═════ RECORDS FOR THIS TASK
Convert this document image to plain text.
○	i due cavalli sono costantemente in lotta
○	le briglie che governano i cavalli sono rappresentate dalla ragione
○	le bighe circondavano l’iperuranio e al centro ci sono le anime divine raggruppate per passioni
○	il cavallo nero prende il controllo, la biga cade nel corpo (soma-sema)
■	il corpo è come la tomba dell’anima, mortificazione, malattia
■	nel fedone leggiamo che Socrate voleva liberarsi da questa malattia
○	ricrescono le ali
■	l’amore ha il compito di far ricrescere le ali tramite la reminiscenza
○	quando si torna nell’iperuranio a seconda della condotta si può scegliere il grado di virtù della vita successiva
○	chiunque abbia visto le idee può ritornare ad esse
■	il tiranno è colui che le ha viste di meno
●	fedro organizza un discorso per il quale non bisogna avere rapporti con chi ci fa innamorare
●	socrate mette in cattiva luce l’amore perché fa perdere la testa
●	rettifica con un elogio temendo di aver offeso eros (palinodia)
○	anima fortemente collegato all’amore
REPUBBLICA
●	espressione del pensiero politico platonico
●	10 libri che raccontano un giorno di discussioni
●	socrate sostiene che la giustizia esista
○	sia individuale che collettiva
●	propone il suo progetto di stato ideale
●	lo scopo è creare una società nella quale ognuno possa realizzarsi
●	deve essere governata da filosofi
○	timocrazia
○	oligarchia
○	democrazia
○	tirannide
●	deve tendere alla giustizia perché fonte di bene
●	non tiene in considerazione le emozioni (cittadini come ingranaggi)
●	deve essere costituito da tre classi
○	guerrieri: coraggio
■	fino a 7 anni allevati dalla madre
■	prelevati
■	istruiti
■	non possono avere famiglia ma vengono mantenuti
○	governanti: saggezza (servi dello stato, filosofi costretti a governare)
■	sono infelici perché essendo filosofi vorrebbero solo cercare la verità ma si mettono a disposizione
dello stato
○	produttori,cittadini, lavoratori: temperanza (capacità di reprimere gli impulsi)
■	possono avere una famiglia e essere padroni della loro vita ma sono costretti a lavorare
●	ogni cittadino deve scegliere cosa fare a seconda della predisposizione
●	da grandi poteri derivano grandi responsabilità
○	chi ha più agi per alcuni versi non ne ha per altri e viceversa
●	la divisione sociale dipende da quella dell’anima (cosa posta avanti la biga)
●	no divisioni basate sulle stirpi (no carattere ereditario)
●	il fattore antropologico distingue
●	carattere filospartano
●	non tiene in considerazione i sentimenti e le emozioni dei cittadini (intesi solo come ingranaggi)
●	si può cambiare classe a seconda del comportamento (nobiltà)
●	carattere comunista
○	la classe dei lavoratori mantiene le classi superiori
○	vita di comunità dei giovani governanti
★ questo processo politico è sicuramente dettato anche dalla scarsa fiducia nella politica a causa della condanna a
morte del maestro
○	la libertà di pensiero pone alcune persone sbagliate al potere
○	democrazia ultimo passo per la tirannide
══════════
[WHAT THIS TASK INVOLVES] Pick out, from the lines above, every one that contains the string "dalla".

[RESULT FOR THIS TASK]
○	le briglie che governano i cavalli sono rappresentate dalla ragione
■	fino a 7 anni allevati dalla madre
★ questo processo politico è sicuramente dettato anche dalla scarsa fiducia nella politica a causa della condanna a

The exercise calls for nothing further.